● **Texto de origen**
□ □ □ □ □
La aplicación de la pena capital por diferencia de opiniones duraba todavía, cuando Calvino hizo quemar a Servet en Ginebra, comprendió todo el mundo que el espíritu de persecución no había concluido; la culpa de aquel filósofo era su creencia de que la doctrina genuina [225] de la cristiandad se había perdido aún antes del Concilio de Nicea, y de que el Espíritu Santo animaba todo el sistema de la naturaleza, como alma del mundo, y que será absorbido con Cristo al fin de todas las cosas en la sustancia de la divinidad de que ha emanado. Por esto fue quemado a fuego lento. ¿Hubo alguna diferencia entre este auto de fe protestante y el católico de Vanini, quemado asimismo en Tolosa por la Inquisición, en 1629, por sus Diálogos sobre la naturaleza?

La invención de la imprenta y la propagación de los libros introdujeron una clase de peligros que no podía reprimir la Inquisición. En 1559, el Papa Paulo IV instituyó la Congregación del Índice expurgatorio. Su obligación era examinar los libros y manuscritos que se destinaban a la publicación, y decidir si debía permitirse al pueblo su lectura; corregir los libros, cuyos errores no fuesen muy numerosos y que pudieran contener ciertas verdades útiles y saludables, para ponerlos así en armonía con las doctrinas de la Iglesia; condenar aquellos cuyos principios fueran heréticos y perniciosos, y conceder privilegios especiales a ciertas personas para leer libros prohibidos. Esta congregación, que a veces se reúne en presencia del Papa, aunque por lo general en el palacio de su cardenal presidente, tiene una jurisdicción mayor que la de la Inquisición, pues, no sólo adquiere conocimiento de los libros que contiene doctrinas contrarias a la fe católica romana, sino también de los que se refieren a los deberes morales, disciplina de la Iglesia e intereses de la sociedad. Su nombre proviene de las listas alfabéticas o índices de los libros y autores heréticos, escritas por su mandato.
□ □ □ □ □
● **Datos aportados**
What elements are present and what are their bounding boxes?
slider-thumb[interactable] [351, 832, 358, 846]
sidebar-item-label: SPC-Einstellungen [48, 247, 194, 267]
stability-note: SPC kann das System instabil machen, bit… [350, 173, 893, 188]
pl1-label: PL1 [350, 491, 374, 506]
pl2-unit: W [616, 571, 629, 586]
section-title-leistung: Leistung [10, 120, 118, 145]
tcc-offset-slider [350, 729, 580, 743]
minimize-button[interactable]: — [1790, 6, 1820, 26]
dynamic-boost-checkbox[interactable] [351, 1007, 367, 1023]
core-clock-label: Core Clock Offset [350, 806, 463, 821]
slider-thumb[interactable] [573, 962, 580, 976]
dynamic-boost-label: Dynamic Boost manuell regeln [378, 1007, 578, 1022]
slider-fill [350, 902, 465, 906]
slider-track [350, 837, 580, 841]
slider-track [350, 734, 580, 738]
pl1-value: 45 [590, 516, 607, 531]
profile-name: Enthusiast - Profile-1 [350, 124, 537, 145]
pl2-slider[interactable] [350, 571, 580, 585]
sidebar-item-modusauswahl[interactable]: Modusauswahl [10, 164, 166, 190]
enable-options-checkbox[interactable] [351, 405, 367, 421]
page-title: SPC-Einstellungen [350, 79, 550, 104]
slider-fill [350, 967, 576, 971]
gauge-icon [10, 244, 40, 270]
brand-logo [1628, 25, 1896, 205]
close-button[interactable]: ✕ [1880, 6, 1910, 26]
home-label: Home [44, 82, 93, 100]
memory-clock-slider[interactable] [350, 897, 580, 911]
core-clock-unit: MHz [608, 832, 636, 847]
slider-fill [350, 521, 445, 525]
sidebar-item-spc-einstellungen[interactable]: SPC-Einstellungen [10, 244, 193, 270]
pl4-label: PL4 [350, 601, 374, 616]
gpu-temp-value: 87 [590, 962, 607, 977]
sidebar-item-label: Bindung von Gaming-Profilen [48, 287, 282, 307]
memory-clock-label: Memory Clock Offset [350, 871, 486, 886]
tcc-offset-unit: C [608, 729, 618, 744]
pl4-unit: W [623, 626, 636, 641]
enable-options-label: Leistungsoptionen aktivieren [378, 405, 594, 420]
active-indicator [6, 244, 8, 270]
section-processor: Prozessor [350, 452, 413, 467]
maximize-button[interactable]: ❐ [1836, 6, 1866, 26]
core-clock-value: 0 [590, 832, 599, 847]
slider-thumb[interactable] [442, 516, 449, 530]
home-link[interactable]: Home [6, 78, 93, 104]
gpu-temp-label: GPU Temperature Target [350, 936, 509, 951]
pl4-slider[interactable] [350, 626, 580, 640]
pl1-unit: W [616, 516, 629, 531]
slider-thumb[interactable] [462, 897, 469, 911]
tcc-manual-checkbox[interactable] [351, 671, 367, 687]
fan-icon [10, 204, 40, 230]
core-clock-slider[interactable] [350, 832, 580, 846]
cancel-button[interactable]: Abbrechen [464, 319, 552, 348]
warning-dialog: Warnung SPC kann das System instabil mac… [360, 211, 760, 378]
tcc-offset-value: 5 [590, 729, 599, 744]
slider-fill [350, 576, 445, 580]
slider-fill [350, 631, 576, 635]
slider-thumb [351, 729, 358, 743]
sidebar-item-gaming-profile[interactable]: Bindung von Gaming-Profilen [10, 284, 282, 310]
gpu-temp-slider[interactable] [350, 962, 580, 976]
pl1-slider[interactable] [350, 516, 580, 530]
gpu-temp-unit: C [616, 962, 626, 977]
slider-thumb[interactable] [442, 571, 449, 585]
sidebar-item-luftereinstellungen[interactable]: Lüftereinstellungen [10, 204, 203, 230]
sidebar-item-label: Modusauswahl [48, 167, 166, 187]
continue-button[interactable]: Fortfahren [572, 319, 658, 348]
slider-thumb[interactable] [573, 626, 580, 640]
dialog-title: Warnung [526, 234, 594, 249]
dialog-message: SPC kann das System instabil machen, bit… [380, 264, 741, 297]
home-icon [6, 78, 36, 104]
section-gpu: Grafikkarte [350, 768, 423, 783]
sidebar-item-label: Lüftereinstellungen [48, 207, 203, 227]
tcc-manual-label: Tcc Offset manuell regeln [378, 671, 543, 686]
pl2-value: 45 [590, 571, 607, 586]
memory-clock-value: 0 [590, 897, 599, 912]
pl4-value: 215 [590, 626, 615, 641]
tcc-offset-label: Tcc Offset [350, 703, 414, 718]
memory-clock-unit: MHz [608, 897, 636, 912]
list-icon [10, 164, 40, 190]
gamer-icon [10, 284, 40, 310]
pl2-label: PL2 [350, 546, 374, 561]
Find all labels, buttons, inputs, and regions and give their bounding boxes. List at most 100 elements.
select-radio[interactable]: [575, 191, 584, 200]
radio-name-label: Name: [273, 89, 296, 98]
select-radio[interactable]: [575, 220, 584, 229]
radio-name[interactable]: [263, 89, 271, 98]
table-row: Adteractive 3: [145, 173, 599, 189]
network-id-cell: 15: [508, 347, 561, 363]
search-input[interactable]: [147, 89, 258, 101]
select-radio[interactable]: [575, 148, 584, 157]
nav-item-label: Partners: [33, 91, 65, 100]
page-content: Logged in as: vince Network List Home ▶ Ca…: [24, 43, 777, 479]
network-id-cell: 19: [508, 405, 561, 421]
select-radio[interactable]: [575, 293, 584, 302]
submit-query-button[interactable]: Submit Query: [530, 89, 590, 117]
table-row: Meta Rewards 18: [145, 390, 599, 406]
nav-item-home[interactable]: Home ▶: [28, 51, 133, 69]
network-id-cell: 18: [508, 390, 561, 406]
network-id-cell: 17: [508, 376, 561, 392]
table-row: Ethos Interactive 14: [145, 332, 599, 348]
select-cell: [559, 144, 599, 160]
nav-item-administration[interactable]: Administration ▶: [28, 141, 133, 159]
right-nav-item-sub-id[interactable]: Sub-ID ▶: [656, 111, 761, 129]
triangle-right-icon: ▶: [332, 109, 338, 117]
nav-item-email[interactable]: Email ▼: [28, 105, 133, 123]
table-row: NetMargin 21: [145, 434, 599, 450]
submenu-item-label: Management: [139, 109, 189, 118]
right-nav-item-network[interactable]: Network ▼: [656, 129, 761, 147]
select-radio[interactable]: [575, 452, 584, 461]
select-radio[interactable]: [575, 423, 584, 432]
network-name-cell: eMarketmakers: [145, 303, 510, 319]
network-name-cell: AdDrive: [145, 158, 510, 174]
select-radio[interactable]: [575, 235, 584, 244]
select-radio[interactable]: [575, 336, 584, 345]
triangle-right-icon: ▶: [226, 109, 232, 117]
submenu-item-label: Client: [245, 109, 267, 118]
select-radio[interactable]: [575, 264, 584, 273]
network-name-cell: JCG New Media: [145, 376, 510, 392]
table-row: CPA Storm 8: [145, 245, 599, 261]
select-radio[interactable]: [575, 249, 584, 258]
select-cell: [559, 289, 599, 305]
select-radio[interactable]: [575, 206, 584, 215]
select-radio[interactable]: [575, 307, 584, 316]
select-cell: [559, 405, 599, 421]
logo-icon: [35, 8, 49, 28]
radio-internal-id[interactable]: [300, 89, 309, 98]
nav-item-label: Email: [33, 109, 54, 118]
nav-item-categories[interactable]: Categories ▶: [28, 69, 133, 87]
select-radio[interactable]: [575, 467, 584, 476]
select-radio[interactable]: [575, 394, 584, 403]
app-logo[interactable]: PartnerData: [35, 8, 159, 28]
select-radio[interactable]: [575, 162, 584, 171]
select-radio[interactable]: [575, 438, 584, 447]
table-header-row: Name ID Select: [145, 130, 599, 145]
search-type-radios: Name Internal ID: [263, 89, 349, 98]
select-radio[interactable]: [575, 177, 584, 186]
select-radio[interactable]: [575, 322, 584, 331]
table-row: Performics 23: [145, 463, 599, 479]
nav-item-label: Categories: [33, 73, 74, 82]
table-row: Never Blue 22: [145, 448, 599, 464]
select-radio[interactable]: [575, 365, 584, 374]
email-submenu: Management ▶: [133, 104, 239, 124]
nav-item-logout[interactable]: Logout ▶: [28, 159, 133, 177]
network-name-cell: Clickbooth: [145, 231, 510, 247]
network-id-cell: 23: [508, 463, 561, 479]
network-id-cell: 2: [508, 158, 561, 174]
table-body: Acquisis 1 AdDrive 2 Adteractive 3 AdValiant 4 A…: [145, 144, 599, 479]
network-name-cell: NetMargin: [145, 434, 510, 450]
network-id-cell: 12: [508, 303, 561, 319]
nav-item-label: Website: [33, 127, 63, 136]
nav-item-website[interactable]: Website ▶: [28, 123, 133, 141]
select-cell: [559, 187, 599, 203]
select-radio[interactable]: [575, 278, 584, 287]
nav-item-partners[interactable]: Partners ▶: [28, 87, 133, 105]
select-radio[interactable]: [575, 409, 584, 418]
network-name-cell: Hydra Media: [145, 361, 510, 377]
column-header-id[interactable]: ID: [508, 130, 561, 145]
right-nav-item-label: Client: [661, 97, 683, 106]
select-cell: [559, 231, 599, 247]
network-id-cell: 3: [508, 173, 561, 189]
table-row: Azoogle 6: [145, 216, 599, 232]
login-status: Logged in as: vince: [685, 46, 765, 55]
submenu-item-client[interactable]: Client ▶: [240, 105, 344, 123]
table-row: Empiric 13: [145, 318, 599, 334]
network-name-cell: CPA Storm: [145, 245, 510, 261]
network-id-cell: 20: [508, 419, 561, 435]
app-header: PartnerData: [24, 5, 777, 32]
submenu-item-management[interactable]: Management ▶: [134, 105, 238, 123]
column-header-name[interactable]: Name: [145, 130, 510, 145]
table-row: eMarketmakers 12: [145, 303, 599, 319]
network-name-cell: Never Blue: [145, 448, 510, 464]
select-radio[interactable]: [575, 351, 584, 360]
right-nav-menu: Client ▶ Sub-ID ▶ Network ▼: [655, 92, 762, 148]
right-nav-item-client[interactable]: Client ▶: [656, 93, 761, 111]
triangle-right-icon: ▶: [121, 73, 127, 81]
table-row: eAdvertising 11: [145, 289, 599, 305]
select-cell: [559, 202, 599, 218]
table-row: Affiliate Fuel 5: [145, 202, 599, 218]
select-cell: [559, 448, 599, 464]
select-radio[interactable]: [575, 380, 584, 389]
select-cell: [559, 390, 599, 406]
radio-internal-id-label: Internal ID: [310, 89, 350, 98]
□ □ □ □ □
● **Objetivo 1**
¿En qué año instituyó el Papa Paulo IV la Congregación del Índice expurgatorio, según el texto de origen sobre la Inquisición y el Índice?
● **Objetivo 2**
Escribe la continuación del texto de origen sobre la Inquisición y el Índice a partir de su última oración.
Las líneas son un material independiente del texto de origen.

● **Resultado final 1**
En 1559.

● **Resultado final 2**
El Índice expurgatorio de libros prohibidos sólo señaló al principio aquellas obras que era lícito leer; pero [226] viendo que esto era insuficiente, estableció que toda obra no autorizada era desde luego ilícita; medida audaz para impedir que llegase al pueblo ningún conocimiento, excepto los adecuados a los fines de la Iglesia.

Las dos comuniones rivales de la Iglesia cristiana, la protestante y la católica, estuvieron, pues, de acuerdo en un punto: en no tolerar la ciencia, excepto la que consideraban conforme con la Escritura. Hallándose los católicos en posesión de un poder centralizado, pudieron hacer respetar sus decisiones donde quiera que se reconocía su imperio, y fortalecer las moniciones del Índice expurgatorio; los protestantes, cuya influencia se hallaba difundida entre muchos focos de distintas naciones, no pudieron obrar de un modo tan directo y resuelto. Su manera de proceder era excitar el «odio teológico» contra el culpable, colocarlo en entredicho social; quizás este medio no es menos eficaz que el otro.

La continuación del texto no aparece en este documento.